**JOB**
Write out the material below again, unchanged.

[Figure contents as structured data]
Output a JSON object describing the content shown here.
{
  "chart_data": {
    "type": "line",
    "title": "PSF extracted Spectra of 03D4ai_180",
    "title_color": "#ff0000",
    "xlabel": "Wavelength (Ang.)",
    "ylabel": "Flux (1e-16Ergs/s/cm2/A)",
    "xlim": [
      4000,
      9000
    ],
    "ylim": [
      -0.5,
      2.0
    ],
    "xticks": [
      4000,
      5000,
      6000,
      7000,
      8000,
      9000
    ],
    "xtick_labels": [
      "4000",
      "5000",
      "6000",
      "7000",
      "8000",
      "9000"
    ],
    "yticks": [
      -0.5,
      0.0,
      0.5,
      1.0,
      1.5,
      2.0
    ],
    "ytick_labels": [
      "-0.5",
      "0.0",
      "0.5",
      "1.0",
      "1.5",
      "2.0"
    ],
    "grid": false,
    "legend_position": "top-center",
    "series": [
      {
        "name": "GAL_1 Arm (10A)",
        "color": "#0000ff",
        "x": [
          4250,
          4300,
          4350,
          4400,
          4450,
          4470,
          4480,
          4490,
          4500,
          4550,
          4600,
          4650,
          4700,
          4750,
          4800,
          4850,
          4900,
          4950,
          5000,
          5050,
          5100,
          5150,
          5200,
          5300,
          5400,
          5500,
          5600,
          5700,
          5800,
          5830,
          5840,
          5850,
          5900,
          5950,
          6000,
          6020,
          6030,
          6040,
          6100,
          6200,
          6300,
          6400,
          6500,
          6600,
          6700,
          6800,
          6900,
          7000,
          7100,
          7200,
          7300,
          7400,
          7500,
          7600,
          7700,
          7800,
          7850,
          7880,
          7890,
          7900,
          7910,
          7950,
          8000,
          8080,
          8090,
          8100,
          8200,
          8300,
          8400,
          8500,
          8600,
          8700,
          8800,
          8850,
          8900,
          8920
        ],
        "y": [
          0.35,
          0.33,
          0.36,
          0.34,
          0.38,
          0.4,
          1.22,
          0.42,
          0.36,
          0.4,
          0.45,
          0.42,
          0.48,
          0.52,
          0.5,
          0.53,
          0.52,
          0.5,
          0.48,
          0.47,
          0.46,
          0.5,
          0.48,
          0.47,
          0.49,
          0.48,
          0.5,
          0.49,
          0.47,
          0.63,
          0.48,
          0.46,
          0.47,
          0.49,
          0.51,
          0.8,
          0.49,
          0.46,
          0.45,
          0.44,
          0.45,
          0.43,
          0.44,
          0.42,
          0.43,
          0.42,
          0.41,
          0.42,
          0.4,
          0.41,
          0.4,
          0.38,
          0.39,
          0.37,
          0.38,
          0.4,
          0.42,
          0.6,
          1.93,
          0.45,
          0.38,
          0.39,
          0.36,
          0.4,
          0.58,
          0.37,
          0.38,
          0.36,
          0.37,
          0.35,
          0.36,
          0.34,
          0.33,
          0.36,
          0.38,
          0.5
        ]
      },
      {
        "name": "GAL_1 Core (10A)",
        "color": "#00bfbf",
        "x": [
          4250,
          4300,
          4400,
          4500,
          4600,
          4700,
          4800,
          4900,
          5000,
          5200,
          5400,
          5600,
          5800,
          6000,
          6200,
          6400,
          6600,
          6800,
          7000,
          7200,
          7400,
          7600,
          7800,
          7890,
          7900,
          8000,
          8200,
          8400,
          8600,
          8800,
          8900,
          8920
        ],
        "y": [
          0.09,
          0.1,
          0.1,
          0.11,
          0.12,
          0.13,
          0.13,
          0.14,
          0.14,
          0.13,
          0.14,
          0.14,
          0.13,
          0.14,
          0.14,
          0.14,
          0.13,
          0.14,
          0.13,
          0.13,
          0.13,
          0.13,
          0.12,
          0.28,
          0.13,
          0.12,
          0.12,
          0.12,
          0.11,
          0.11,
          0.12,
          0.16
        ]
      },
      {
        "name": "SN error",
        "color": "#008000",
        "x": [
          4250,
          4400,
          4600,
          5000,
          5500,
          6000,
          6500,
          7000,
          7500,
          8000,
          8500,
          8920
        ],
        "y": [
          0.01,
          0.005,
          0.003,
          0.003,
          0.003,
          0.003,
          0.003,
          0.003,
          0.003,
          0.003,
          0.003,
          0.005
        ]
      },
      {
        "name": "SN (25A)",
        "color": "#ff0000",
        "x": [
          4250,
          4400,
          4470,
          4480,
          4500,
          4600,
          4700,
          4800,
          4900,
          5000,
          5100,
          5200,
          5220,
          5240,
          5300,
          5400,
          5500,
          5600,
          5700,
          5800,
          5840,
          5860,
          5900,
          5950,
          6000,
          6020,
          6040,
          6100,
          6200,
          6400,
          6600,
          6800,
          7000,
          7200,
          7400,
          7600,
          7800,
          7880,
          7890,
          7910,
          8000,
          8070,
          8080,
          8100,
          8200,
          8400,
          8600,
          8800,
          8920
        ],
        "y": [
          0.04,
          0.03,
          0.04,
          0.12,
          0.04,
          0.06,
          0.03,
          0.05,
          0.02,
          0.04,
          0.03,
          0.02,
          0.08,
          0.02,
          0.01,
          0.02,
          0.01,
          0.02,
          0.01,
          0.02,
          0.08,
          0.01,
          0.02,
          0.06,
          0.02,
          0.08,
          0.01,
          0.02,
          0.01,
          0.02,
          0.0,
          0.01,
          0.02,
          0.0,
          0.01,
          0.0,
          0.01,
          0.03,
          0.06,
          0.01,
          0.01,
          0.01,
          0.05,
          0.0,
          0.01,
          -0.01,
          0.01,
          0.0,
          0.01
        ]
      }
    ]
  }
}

**THE REPLY**
Output a JSON object describing the content shown here.
{
  "chart_data": {
    "type": "line",
    "title": "PSF extracted Spectra of 03D4ai_180",
    "title_color": "#ff0000",
    "xlabel": "Wavelength (Ang.)",
    "ylabel": "Flux (1e-16Ergs/s/cm2/A)",
    "xlim": [
      4000,
      9000
    ],
    "ylim": [
      -0.5,
      2.0
    ],
    "xticks": [
      4000,
      5000,
      6000,
      7000,
      8000,
      9000
    ],
    "xtick_labels": [
      "4000",
      "5000",
      "6000",
      "7000",
      "8000",
      "9000"
    ],
    "yticks": [
      -0.5,
      0.0,
      0.5,
      1.0,
      1.5,
      2.0
    ],
    "ytick_labels": [
      "-0.5",
      "0.0",
      "0.5",
      "1.0",
      "1.5",
      "2.0"
    ],
    "grid": false,
    "legend_position": "top-center",
    "series": [
      {
        "name": "GAL_1 Arm (10A)",
        "color": "#0000ff",
        "x": [
          4250,
          4300,
          4350,
          4400,
          4450,
          4470,
          4480,
          4490,
          4500,
          4550,
          4600,
          4650,
          4700,
          4750,
          4800,
          4850,
          4900,
          4950,
          5000,
          5050,
          5100,
          5150,
          5200,
          5300,
          5400,
          5500,
          5600,
          5700,
          5800,
          5830,
          5840,
          5850,
          5900,
          5950,
          6000,
          6020,
          6030,
          6040,
          6100,
          6200,
          6300,
          6400,
          6500,
          6600,
          6700,
          6800,
          6900,
          7000,
          7100,
          7200,
          7300,
          7400,
          7500,
          7600,
          7700,
          7800,
          7850,
          7880,
          7890,
          7900,
          7910,
          7950,
          8000,
          8080,
          8090,
          8100,
          8200,
          8300,
          8400,
          8500,
          8600,
          8700,
          8800,
          8850,
          8900,
          8920
        ],
        "y": [
          0.35,
          0.33,
          0.36,
          0.34,
          0.38,
          0.4,
          1.22,
          0.42,
          0.36,
          0.4,
          0.45,
          0.42,
          0.48,
          0.52,
          0.5,
          0.53,
          0.52,
          0.5,
          0.48,
          0.47,
          0.46,
          0.5,
          0.48,
          0.47,
          0.49,
          0.48,
          0.5,
          0.49,
          0.47,
          0.63,
          0.48,
          0.46,
          0.47,
          0.49,
          0.51,
          0.8,
          0.49,
          0.46,
          0.45,
          0.44,
          0.45,
          0.43,
          0.44,
          0.42,
          0.43,
          0.42,
          0.41,
          0.42,
          0.4,
          0.41,
          0.4,
          0.38,
          0.39,
          0.37,
          0.38,
          0.4,
          0.42,
          0.6,
          1.93,
          0.45,
          0.38,
          0.39,
          0.36,
          0.4,
          0.58,
          0.37,
          0.38,
          0.36,
          0.37,
          0.35,
          0.36,
          0.34,
          0.33,
          0.36,
          0.38,
          0.5
        ]
      },
      {
        "name": "GAL_1 Core (10A)",
        "color": "#00bfbf",
        "x": [
          4250,
          4300,
          4400,
          4500,
          4600,
          4700,
          4800,
          4900,
          5000,
          5200,
          5400,
          5600,
          5800,
          6000,
          6200,
          6400,
          6600,
          6800,
          7000,
          7200,
          7400,
          7600,
          7800,
          7890,
          7900,
          8000,
          8200,
          8400,
          8600,
          8800,
          8900,
          8920
        ],
        "y": [
          0.09,
          0.1,
          0.1,
          0.11,
          0.12,
          0.13,
          0.13,
          0.14,
          0.14,
          0.13,
          0.14,
          0.14,
          0.13,
          0.14,
          0.14,
          0.14,
          0.13,
          0.14,
          0.13,
          0.13,
          0.13,
          0.13,
          0.12,
          0.28,
          0.13,
          0.12,
          0.12,
          0.12,
          0.11,
          0.11,
          0.12,
          0.16
        ]
      },
      {
        "name": "SN error",
        "color": "#008000",
        "x": [
          4250,
          4400,
          4600,
          5000,
          5500,
          6000,
          6500,
          7000,
          7500,
          8000,
          8500,
          8920
        ],
        "y": [
          0.01,
          0.005,
          0.003,
          0.003,
          0.003,
          0.003,
          0.003,
          0.003,
          0.003,
          0.003,
          0.003,
          0.005
        ]
      },
      {
        "name": "SN (25A)",
        "color": "#ff0000",
        "x": [
          4250,
          4400,
          4470,
          4480,
          4500,
          4600,
          4700,
          4800,
          4900,
          5000,
          5100,
          5200,
          5220,
          5240,
          5300,
          5400,
          5500,
          5600,
          5700,
          5800,
          5840,
          5860,
          5900,
          5950,
          6000,
          6020,
          6040,
          6100,
          6200,
          6400,
          6600,
          6800,
          7000,
          7200,
          7400,
          7600,
          7800,
          7880,
          7890,
          7910,
          8000,
          8070,
          8080,
          8100,
          8200,
          8400,
          8600,
          8800,
          8920
        ],
        "y": [
          0.04,
          0.03,
          0.04,
          0.12,
          0.04,
          0.06,
          0.03,
          0.05,
          0.02,
          0.04,
          0.03,
          0.02,
          0.08,
          0.02,
          0.01,
          0.02,
          0.01,
          0.02,
          0.01,
          0.02,
          0.08,
          0.01,
          0.02,
          0.06,
          0.02,
          0.08,
          0.01,
          0.02,
          0.01,
          0.02,
          0.0,
          0.01,
          0.02,
          0.0,
          0.01,
          0.0,
          0.01,
          0.03,
          0.06,
          0.01,
          0.01,
          0.01,
          0.05,
          0.0,
          0.01,
          -0.01,
          0.01,
          0.0,
          0.01
        ]
      }
    ]
  }
}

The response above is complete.